_Problem description_
Omit the pictures, then write out every entry exactly as it reads.

** start Material shown **

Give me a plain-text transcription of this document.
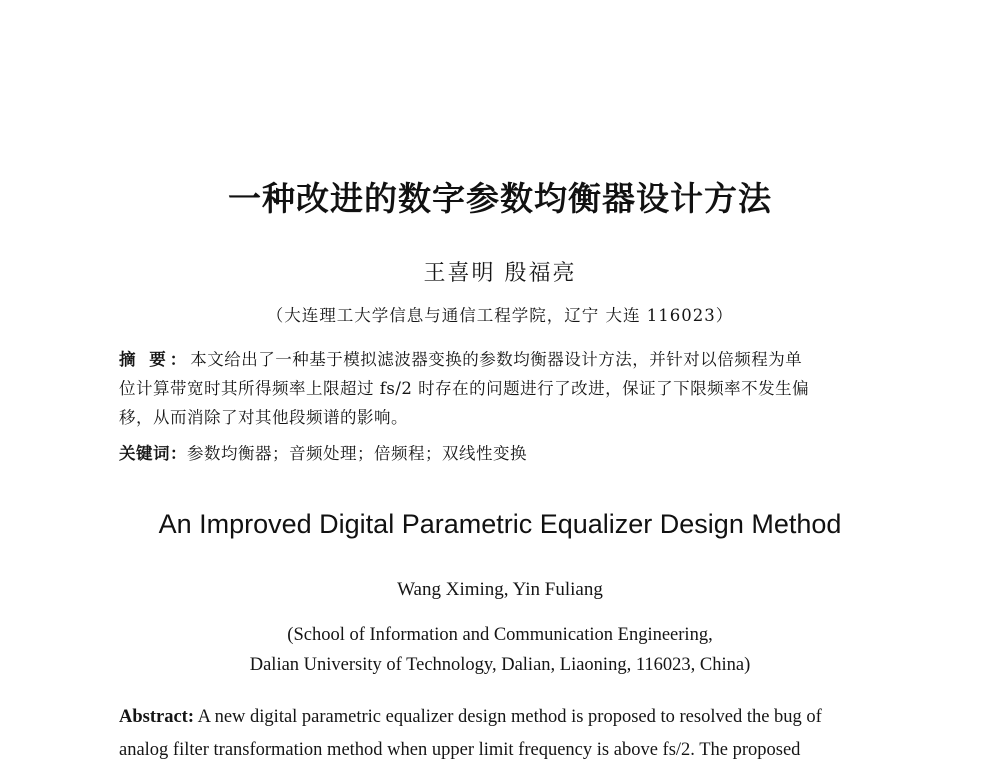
一种改进的数字参数均衡器设计方法
王喜明 殷福亮
（大连理工大学信息与通信工程学院，辽宁 大连 116023）
摘 要：本文给出了一种基于模拟滤波器变换的参数均衡器设计方法，并针对以倍频程为单
位计算带宽时其所得频率上限超过 fs/2 时存在的问题进行了改进，保证了下限频率不发生偏
移，从而消除了对其他段频谱的影响。
关键词：参数均衡器；音频处理；倍频程；双线性变换
An Improved Digital Parametric Equalizer Design Method
Wang Ximing, Yin Fuliang
(School of Information and Communication Engineering,
Dalian University of Technology, Dalian, Liaoning, 116023, China)
Abstract: A new digital parametric equalizer design method is proposed to resolved the bug of
analog filter transformation method when upper limit frequency is above fs/2. The proposed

** end Material shown **

_Task response_
Give me a plain-text transcription of this document.
一种改进的数字参数均衡器设计方法
王喜明 殷福亮
（大连理工大学信息与通信工程学院，辽宁 大连 116023）
摘 要：本文给出了一种基于模拟滤波器变换的参数均衡器设计方法，并针对以倍频程为单
位计算带宽时其所得频率上限超过 fs/2 时存在的问题进行了改进，保证了下限频率不发生偏
移，从而消除了对其他段频谱的影响。
关键词：参数均衡器；音频处理；倍频程；双线性变换
An Improved Digital Parametric Equalizer Design Method
Wang Ximing, Yin Fuliang
(School of Information and Communication Engineering,
Dalian University of Technology, Dalian, Liaoning, 116023, China)
Abstract: A new digital parametric equalizer design method is proposed to resolved the bug of
analog filter transformation method when upper limit frequency is above fs/2. The proposed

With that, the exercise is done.